Given request —
Look through the material below. Copy every line with the string "document" in it.

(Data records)
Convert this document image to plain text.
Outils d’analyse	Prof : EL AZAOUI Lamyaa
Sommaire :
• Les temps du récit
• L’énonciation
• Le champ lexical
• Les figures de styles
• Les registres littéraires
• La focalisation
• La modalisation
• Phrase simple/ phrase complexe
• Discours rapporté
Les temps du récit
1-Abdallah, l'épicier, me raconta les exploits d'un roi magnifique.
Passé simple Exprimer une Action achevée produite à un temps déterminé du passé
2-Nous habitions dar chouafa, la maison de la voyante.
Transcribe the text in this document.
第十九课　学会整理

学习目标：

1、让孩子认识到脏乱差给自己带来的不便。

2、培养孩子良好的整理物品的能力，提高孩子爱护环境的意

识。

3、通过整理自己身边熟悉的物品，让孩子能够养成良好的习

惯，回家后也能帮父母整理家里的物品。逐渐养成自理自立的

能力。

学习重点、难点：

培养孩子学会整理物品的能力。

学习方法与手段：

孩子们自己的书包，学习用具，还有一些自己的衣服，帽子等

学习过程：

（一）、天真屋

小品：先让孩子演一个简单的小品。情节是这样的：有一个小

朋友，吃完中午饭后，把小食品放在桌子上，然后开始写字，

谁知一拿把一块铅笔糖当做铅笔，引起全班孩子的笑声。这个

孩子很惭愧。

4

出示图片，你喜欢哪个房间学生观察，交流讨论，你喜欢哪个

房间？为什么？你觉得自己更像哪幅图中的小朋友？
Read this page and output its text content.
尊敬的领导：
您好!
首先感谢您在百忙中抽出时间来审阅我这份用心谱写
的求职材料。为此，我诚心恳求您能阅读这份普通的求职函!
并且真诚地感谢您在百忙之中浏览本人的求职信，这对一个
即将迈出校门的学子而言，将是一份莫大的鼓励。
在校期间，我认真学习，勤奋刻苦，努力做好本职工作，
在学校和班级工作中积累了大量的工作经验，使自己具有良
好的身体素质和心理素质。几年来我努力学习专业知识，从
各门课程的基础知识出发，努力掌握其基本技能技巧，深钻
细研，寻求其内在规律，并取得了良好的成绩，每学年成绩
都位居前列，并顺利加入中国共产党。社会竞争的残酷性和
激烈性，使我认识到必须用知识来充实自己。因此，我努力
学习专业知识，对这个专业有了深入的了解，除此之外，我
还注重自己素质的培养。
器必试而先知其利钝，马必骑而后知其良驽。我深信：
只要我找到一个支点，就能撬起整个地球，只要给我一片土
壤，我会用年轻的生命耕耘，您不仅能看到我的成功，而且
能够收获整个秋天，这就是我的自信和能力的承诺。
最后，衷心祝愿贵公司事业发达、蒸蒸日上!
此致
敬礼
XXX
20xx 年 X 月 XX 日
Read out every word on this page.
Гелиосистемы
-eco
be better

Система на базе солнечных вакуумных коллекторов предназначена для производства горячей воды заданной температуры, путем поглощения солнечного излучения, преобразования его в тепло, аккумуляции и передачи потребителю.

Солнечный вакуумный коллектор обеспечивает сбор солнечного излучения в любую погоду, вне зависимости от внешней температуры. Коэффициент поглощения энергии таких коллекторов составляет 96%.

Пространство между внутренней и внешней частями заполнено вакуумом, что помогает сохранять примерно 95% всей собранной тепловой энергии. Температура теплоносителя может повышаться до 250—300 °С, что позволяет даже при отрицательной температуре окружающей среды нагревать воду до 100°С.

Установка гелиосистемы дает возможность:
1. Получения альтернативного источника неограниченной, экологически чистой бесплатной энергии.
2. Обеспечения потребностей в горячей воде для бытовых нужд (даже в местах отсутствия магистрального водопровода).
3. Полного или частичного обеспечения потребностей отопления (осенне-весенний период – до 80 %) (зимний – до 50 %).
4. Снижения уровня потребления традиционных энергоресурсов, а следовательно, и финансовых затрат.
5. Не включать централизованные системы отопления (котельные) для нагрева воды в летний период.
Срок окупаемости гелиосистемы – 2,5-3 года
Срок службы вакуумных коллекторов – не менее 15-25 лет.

Task solution —
Convert this document image to plain text.
Transcribe the text in this document.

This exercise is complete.